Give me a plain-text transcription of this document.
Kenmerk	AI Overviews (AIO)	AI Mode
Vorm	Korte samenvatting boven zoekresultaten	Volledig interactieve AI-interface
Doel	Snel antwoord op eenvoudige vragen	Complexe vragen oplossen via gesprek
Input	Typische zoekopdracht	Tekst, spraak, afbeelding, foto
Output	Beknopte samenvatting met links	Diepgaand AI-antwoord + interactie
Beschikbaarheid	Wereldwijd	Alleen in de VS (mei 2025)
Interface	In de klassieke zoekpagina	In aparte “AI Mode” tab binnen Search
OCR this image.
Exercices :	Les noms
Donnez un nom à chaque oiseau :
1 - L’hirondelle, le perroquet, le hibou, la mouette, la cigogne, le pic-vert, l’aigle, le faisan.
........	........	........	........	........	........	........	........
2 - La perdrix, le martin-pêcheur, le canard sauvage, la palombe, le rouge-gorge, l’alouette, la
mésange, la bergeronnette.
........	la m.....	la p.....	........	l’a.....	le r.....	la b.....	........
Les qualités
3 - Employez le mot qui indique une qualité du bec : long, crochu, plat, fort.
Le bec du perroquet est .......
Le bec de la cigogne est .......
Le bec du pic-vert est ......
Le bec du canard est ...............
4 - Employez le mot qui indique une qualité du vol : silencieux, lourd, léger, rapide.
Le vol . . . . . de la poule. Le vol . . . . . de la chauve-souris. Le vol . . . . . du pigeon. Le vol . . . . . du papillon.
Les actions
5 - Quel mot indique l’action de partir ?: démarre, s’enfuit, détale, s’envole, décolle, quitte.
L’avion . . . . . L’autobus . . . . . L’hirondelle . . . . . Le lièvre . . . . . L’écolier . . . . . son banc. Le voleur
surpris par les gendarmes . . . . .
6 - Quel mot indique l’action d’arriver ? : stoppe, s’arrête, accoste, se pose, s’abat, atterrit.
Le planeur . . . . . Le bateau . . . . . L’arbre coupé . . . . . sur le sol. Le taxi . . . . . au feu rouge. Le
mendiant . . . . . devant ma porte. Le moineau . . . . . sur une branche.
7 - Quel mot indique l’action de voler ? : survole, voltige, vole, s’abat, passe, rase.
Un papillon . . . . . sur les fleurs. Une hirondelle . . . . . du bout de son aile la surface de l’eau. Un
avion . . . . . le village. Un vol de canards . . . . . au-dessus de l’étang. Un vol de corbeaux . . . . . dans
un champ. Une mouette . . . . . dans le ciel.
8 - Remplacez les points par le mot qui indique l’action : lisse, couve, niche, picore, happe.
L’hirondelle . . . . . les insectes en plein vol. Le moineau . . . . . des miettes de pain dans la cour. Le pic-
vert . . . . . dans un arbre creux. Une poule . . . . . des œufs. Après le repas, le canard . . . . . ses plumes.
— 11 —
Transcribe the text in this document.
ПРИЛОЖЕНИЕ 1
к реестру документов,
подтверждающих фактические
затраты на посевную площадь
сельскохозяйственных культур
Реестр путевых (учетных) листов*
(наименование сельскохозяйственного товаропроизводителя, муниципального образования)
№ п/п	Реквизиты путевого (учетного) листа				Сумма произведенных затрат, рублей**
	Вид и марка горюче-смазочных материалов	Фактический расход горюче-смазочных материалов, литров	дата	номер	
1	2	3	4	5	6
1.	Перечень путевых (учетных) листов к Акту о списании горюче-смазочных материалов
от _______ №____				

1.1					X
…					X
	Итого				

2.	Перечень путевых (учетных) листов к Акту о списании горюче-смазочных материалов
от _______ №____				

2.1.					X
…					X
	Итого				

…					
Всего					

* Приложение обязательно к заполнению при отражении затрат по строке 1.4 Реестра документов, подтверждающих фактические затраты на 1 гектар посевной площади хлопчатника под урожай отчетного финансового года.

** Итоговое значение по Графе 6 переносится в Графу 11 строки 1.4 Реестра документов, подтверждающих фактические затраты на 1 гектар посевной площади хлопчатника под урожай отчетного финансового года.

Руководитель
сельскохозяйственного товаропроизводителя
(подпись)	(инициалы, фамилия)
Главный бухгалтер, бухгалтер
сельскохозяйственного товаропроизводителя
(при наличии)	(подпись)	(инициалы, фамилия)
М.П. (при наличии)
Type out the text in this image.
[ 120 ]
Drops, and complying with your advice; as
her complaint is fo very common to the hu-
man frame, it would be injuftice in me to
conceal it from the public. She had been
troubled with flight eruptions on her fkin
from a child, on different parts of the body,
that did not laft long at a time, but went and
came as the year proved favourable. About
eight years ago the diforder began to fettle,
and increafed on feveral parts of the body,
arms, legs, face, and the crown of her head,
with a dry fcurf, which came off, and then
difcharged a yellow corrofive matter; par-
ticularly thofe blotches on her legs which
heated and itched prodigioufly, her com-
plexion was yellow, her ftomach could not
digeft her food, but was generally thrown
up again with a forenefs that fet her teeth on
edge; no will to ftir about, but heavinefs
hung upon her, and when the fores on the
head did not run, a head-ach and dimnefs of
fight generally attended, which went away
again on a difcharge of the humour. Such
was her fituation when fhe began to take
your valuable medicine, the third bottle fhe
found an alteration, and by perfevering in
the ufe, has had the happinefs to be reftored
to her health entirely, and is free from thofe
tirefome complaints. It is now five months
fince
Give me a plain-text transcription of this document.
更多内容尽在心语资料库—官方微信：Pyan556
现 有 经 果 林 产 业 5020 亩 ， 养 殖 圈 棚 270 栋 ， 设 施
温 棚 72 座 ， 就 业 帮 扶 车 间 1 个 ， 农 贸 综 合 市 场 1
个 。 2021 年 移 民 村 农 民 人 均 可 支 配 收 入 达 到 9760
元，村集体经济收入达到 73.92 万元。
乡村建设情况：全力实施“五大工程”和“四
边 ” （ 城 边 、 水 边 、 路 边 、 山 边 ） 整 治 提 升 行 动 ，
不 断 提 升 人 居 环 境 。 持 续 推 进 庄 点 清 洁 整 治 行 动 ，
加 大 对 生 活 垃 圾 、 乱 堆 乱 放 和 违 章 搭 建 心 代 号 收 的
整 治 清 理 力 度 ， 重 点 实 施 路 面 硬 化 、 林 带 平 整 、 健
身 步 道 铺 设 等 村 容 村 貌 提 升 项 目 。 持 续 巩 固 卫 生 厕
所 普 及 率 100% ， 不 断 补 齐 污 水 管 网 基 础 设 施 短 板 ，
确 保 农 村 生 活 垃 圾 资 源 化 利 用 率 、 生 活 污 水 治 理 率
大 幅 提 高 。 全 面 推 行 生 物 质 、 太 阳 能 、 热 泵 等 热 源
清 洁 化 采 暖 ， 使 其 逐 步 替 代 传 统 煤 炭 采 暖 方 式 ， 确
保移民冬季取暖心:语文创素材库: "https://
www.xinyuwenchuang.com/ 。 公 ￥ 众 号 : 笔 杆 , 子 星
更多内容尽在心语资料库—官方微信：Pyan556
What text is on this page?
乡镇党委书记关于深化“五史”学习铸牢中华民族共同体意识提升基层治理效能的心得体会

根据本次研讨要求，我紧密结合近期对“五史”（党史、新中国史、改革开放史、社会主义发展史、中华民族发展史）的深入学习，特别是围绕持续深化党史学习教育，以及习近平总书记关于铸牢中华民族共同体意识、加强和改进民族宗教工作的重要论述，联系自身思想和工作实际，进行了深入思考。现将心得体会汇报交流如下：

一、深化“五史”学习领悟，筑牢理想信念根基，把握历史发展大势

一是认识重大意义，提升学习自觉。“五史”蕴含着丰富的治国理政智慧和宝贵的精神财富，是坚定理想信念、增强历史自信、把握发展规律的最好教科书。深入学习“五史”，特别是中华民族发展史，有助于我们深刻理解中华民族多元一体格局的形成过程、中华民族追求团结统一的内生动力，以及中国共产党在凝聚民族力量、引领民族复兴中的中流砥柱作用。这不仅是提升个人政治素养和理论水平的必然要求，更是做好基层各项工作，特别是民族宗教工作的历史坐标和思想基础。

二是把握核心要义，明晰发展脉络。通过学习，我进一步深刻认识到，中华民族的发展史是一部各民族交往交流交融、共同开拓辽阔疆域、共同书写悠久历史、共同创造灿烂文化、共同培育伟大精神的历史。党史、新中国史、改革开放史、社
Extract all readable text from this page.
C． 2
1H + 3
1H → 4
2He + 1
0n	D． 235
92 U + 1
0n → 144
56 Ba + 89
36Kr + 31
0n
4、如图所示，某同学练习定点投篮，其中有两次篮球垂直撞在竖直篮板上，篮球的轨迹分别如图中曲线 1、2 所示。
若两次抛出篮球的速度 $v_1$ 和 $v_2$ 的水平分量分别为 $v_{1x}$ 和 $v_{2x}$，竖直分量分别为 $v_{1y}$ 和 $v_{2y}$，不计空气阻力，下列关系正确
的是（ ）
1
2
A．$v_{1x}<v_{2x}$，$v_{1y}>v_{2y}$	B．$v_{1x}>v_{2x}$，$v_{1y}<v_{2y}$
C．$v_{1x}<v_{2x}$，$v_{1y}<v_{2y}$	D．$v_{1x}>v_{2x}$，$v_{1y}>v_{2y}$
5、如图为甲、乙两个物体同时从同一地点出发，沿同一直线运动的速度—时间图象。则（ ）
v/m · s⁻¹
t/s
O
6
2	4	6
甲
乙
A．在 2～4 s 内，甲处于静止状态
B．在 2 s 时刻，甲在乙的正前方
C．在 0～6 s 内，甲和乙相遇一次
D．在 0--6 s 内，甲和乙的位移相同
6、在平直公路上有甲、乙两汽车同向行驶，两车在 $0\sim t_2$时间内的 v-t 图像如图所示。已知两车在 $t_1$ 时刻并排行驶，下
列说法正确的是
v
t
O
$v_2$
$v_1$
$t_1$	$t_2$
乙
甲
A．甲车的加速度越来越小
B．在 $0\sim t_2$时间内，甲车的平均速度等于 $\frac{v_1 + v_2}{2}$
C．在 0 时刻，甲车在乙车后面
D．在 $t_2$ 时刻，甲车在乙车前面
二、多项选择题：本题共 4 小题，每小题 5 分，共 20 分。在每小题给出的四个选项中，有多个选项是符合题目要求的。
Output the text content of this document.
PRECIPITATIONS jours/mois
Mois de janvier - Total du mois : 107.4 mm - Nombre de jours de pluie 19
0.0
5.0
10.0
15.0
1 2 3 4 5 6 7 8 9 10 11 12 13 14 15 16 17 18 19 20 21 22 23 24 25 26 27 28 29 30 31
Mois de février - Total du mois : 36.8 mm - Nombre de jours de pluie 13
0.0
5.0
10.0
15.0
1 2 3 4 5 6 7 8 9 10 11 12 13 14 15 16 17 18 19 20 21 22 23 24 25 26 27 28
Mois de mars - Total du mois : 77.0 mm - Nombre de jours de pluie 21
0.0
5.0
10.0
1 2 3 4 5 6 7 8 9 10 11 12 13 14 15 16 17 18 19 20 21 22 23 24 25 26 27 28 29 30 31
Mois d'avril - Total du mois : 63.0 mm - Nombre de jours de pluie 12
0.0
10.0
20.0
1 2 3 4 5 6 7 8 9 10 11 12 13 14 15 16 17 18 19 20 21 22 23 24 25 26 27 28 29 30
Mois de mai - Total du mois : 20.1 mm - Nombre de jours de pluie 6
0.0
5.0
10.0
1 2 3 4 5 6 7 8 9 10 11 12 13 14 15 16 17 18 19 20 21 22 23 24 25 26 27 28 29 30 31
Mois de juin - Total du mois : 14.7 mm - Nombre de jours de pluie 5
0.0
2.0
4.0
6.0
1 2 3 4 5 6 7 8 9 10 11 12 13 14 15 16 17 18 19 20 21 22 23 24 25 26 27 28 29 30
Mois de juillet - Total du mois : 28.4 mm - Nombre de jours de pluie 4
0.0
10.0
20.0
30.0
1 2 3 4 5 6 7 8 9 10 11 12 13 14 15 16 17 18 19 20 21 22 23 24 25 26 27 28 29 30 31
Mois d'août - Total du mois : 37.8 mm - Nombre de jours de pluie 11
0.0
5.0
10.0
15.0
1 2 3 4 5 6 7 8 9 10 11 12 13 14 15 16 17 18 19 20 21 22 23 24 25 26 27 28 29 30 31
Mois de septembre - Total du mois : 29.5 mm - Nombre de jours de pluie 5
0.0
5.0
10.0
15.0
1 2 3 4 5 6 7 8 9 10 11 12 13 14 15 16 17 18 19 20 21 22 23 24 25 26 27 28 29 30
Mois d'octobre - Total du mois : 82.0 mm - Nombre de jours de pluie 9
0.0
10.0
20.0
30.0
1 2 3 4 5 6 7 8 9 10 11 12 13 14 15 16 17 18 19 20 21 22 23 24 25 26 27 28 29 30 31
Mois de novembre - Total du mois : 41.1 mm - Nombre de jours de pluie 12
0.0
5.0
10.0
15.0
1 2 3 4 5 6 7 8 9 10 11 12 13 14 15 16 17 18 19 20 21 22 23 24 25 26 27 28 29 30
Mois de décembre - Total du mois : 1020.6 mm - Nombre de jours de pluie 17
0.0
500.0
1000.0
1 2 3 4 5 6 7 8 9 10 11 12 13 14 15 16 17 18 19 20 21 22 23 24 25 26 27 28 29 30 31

### PROBLEM DETAILS
Where does the word "материалов" appear in the listing? List each line that holds it.

### CORRECT ANSWER
	Вид и марка горюче-смазочных материалов	Фактический расход горюче-смазочных материалов, литров	дата	номер	
1.	Перечень путевых (учетных) листов к Акту о списании горюче-смазочных материалов
2.	Перечень путевых (учетных) листов к Акту о списании горюче-смазочных материалов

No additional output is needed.